■ AIM
Reproduce the entries verbatim from the line with "day-cell: 15 [697, 568, 729, 592]" to the line with "weekday-label: 金 [439, 99, 451, 112]", both included.

■ GIVEN INFORMATION
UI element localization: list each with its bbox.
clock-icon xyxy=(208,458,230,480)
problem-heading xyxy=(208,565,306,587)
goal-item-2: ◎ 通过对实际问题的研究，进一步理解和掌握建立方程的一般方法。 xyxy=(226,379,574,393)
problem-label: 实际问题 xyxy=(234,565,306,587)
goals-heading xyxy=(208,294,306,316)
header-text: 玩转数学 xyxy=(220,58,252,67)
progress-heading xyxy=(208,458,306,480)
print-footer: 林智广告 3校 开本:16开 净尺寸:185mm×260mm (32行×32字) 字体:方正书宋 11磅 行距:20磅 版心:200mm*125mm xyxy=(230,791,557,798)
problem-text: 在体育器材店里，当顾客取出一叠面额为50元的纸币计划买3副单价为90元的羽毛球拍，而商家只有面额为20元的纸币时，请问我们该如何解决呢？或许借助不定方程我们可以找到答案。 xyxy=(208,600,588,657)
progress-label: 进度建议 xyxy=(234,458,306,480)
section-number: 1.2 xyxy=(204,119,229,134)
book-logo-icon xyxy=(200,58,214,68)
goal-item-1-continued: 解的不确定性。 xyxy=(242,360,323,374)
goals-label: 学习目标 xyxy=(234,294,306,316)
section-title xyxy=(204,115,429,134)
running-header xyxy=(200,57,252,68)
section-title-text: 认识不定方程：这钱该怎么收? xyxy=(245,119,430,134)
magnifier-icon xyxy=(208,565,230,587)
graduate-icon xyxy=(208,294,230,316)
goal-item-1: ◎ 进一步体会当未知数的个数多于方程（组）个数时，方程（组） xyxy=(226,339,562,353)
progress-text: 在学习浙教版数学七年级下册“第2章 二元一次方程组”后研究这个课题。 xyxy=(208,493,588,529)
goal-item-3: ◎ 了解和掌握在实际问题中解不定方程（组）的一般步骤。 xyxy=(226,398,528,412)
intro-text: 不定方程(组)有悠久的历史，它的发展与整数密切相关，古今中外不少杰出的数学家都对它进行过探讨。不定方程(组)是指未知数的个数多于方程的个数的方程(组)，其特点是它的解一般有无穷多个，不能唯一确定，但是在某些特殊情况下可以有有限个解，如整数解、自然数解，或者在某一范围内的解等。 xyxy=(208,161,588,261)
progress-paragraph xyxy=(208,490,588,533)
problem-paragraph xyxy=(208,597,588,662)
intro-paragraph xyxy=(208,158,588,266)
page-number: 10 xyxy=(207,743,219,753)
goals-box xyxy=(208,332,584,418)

--

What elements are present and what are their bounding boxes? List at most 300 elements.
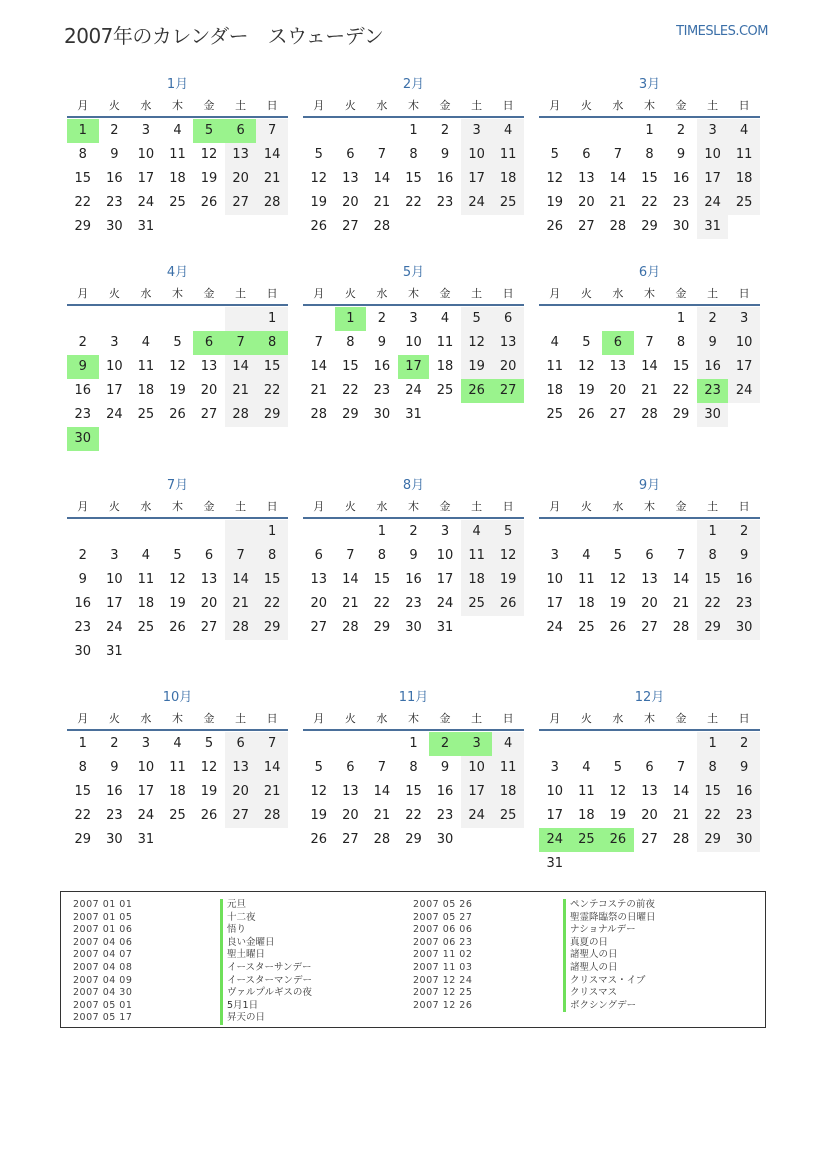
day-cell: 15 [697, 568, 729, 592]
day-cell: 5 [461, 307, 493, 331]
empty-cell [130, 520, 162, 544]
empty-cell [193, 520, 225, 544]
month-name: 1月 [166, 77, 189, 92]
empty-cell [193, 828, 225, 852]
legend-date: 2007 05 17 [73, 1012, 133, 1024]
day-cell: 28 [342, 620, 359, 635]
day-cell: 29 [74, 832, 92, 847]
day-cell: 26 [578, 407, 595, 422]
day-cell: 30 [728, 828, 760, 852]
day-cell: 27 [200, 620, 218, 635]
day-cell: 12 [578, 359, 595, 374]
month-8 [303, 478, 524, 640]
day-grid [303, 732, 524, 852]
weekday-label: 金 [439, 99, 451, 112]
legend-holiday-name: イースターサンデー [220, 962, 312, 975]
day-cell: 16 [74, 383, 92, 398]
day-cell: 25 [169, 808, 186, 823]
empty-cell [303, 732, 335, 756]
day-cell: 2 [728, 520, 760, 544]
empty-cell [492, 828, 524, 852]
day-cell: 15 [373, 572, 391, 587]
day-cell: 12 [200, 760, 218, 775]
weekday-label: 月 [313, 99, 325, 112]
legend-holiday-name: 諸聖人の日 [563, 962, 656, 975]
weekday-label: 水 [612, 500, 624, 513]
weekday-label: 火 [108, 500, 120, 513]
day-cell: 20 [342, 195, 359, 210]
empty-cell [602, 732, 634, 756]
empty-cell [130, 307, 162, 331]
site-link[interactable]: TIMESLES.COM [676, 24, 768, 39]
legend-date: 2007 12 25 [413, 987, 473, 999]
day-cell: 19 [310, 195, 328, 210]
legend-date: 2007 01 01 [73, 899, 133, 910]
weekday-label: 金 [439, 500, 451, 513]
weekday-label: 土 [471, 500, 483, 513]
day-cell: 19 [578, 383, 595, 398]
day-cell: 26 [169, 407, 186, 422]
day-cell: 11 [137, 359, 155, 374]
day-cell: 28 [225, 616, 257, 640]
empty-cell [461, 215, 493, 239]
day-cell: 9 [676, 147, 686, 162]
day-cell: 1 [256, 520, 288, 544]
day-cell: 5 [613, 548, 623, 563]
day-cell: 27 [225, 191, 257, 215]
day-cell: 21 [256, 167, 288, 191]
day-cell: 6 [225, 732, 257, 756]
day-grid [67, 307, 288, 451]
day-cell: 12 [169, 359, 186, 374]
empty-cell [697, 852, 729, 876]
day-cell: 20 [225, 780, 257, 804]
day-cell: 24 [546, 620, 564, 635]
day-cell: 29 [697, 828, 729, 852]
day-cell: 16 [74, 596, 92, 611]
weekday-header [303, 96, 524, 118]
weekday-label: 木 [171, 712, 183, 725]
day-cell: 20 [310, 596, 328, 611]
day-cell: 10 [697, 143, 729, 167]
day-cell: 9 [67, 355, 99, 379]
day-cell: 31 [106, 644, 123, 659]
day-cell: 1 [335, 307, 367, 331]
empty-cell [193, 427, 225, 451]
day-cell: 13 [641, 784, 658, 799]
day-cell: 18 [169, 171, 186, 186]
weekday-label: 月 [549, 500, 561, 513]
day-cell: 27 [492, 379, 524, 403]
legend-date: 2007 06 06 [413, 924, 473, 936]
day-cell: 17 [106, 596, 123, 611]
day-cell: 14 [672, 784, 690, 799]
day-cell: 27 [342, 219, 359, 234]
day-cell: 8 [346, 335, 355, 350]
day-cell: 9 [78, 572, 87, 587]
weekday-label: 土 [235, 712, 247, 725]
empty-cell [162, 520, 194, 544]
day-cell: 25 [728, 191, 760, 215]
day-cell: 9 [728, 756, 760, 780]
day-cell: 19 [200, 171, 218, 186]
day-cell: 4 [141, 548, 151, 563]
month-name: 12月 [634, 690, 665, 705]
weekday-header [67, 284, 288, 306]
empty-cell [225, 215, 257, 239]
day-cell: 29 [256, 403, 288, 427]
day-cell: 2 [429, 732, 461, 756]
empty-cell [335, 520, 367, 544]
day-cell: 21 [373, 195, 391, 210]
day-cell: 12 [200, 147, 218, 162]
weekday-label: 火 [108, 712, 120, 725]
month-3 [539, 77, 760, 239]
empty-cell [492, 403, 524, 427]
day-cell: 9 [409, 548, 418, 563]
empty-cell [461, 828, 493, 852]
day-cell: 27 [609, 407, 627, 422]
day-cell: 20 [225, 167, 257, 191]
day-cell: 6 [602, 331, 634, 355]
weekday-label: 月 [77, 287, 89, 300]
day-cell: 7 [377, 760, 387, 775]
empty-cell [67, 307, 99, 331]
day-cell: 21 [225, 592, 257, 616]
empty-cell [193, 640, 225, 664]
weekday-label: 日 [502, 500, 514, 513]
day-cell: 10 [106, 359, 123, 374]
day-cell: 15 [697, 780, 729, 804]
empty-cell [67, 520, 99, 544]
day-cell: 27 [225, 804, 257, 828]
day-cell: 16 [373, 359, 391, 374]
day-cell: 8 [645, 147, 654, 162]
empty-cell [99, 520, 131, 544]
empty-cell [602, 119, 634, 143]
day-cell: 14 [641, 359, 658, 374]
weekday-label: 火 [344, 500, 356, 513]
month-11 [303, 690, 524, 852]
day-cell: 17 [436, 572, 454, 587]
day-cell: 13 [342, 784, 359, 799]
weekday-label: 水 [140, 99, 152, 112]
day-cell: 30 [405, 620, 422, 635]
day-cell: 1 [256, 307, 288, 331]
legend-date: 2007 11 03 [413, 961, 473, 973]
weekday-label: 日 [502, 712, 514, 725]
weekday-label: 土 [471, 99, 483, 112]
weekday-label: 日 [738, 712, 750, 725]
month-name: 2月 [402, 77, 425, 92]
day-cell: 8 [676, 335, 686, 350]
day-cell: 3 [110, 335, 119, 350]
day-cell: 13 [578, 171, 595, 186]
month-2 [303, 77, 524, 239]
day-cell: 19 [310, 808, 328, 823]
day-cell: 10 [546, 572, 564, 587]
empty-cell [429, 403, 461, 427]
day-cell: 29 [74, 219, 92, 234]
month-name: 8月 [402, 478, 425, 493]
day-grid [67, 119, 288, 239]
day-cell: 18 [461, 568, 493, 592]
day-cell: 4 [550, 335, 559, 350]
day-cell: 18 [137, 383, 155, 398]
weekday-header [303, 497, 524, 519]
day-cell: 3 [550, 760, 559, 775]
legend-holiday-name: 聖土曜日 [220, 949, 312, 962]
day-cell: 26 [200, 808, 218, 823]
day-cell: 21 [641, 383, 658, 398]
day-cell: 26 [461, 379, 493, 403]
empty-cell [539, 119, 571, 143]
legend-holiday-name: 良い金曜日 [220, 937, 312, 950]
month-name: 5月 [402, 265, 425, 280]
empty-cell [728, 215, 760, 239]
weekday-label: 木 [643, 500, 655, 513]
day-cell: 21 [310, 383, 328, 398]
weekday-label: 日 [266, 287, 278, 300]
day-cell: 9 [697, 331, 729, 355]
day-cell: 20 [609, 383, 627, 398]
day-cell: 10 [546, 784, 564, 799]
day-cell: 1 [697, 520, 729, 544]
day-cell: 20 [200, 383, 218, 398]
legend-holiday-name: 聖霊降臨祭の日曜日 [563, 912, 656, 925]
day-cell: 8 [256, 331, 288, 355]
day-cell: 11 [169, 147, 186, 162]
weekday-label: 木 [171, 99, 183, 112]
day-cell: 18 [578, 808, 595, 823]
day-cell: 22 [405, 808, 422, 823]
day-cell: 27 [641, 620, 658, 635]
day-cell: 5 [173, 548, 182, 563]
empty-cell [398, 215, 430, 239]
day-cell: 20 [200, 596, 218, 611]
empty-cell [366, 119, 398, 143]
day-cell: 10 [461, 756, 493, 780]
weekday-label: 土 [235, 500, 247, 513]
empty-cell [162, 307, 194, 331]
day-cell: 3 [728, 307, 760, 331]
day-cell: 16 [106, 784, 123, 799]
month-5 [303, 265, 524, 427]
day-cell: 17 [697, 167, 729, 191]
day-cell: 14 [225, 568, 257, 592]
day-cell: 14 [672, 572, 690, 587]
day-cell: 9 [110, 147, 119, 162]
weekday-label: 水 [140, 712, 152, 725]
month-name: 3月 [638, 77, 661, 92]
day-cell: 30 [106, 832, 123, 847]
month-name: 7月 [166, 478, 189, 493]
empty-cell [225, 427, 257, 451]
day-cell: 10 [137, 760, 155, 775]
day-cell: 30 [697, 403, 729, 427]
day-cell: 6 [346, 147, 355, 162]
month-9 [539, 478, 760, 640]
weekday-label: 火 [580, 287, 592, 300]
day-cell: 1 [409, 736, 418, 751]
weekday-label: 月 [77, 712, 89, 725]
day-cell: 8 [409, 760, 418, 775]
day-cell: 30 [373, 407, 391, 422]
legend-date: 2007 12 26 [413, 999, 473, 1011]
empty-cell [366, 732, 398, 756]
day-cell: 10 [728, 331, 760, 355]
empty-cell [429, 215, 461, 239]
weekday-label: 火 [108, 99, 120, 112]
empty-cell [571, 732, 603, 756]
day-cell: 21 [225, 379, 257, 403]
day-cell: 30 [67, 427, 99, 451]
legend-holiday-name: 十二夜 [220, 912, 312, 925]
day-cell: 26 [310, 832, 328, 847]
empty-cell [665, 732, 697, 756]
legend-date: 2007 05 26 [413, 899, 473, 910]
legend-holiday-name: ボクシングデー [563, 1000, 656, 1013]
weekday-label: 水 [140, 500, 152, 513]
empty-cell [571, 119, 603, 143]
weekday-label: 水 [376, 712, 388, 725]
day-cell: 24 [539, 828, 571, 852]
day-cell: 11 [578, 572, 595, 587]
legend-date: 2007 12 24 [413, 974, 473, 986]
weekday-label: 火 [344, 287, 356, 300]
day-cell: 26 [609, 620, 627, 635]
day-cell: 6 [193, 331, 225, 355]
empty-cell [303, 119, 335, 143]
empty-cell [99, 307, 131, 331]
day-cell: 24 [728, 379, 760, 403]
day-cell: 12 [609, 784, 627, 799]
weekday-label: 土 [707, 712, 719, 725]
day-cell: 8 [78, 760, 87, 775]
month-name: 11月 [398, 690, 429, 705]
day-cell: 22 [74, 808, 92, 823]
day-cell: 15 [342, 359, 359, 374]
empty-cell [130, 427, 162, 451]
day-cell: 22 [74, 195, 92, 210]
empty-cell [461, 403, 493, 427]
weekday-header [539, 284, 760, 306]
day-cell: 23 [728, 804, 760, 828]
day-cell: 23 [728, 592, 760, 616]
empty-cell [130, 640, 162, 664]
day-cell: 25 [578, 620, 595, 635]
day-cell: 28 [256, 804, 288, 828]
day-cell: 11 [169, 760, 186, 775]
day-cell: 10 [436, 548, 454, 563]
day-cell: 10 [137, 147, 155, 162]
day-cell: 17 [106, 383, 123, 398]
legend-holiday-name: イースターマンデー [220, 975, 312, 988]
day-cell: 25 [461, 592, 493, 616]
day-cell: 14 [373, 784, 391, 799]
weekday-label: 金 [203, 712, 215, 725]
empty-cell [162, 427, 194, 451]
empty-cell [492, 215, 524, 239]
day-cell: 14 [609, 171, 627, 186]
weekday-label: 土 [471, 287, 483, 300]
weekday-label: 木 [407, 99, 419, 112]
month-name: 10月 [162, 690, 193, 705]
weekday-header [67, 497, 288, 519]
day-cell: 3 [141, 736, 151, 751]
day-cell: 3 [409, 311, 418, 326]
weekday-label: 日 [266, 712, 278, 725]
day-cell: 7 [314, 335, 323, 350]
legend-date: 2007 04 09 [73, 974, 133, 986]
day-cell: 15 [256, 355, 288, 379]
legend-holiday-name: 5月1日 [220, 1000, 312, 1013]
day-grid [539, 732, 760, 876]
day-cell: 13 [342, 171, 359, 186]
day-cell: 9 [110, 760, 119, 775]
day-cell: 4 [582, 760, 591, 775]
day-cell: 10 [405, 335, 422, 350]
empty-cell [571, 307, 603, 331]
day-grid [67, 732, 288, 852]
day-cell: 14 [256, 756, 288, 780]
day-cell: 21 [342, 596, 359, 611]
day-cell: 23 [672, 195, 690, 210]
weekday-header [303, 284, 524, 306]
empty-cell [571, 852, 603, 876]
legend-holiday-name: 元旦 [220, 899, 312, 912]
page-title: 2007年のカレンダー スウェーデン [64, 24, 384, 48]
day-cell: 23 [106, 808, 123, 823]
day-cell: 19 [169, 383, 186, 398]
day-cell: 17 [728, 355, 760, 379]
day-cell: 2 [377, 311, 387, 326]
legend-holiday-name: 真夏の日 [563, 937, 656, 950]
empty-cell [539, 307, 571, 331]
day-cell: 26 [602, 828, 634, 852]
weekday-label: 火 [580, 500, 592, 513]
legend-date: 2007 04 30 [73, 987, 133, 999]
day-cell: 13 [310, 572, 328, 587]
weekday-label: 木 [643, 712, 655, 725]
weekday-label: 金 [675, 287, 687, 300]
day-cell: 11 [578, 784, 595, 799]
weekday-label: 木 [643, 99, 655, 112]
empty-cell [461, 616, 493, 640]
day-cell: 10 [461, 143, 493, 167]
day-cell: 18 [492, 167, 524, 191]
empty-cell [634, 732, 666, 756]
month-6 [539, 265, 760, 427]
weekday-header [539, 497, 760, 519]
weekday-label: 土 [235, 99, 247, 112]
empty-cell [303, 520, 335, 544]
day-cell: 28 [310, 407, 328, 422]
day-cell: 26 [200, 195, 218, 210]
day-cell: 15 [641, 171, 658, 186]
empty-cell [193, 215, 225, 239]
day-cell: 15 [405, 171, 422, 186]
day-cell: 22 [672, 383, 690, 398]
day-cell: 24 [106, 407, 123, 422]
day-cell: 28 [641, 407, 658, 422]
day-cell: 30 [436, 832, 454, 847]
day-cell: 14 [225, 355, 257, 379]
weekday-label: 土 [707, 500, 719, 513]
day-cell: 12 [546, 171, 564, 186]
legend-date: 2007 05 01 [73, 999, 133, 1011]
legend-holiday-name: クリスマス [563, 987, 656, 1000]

---

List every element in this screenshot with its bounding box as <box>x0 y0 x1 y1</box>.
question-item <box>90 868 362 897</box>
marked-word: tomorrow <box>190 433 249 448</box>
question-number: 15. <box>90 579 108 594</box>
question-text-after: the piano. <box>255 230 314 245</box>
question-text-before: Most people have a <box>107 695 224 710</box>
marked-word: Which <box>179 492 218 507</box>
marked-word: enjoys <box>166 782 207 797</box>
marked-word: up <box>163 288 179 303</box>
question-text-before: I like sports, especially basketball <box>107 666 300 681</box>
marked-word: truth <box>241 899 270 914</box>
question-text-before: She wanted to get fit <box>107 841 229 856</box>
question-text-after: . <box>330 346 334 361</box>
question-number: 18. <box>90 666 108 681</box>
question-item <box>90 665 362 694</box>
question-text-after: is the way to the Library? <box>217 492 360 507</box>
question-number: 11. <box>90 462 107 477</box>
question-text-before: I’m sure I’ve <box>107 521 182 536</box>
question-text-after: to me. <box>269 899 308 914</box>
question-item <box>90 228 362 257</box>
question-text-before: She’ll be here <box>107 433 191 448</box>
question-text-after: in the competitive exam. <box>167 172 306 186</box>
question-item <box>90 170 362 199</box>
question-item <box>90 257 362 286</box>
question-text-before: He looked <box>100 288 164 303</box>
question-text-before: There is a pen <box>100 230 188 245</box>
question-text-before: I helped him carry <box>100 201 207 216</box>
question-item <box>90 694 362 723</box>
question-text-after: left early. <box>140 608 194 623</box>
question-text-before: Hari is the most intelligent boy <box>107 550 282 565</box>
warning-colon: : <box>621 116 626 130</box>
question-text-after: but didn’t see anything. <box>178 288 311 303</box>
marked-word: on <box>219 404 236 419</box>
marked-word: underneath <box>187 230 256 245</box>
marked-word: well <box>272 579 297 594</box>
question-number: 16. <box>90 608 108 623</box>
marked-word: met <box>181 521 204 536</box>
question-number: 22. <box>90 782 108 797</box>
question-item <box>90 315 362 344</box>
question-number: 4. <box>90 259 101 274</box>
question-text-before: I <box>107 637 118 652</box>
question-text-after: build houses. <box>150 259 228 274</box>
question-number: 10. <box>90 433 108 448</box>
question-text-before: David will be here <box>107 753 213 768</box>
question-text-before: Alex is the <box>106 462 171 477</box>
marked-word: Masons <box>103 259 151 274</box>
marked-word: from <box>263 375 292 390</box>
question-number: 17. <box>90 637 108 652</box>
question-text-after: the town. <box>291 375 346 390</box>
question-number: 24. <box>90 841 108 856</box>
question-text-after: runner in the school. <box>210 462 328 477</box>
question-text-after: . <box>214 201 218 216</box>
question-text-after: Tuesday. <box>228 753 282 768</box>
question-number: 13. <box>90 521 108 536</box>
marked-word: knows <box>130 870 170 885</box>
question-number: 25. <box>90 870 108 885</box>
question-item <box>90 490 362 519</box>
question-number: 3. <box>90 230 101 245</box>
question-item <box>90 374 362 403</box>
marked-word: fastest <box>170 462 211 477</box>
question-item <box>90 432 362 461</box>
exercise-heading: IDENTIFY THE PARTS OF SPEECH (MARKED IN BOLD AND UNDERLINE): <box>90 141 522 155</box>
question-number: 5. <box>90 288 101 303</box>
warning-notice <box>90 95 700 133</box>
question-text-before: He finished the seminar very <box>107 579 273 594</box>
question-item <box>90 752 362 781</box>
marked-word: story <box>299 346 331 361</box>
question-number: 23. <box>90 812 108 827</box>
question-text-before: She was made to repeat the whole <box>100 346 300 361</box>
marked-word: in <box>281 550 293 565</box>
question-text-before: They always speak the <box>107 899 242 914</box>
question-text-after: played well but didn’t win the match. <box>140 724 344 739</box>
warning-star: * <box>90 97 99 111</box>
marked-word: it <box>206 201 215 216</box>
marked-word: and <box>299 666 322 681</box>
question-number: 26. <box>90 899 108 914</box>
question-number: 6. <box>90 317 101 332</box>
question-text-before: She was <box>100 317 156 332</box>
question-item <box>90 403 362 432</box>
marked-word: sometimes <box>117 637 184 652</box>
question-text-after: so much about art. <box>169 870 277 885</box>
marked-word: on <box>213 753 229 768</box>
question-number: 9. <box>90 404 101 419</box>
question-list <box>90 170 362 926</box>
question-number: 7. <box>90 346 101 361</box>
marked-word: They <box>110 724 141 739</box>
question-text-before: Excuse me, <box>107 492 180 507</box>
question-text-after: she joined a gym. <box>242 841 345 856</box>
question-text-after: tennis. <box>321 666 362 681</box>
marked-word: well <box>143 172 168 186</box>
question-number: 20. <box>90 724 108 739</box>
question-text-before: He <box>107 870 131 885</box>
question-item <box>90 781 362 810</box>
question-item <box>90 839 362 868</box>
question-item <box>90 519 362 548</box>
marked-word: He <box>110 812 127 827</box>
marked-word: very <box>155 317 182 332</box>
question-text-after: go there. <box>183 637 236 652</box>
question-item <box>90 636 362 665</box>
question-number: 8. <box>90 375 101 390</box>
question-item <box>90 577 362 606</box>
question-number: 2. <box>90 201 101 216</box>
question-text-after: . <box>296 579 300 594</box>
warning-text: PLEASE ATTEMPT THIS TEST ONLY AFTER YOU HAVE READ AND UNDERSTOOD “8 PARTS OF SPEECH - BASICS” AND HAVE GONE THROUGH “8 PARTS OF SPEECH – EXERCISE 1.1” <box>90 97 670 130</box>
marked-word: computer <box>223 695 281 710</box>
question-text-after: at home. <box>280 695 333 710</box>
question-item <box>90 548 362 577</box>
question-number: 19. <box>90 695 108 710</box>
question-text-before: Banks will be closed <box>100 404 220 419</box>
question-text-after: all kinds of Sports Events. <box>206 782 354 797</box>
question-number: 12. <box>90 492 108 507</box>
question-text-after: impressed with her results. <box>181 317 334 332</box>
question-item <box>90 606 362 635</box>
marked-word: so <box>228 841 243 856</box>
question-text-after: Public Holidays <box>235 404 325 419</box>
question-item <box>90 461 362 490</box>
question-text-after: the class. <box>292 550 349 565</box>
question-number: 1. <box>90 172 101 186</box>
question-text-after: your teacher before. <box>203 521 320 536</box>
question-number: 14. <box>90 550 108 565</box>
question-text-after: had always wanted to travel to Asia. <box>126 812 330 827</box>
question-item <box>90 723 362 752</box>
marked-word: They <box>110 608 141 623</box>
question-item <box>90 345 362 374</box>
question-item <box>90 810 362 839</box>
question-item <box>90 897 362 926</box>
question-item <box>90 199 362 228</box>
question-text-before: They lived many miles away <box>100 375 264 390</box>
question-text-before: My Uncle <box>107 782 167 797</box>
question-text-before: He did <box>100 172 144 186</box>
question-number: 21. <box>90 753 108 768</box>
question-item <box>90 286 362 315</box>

■ TASK SOLUTION
day-cell: 15 [697, 568, 729, 592]
day-cell: 5 [461, 307, 493, 331]
empty-cell [130, 520, 162, 544]
empty-cell [193, 520, 225, 544]
month-name: 1月 [166, 77, 189, 92]
empty-cell [193, 828, 225, 852]
legend-date: 2007 05 17 [73, 1012, 133, 1024]
day-cell: 28 [342, 620, 359, 635]
day-cell: 29 [74, 832, 92, 847]
day-cell: 26 [578, 407, 595, 422]
day-cell: 30 [728, 828, 760, 852]
day-cell: 27 [200, 620, 218, 635]
day-cell: 12 [578, 359, 595, 374]
month-8 [303, 478, 524, 640]
day-grid [303, 732, 524, 852]
weekday-label: 金 [439, 99, 451, 112]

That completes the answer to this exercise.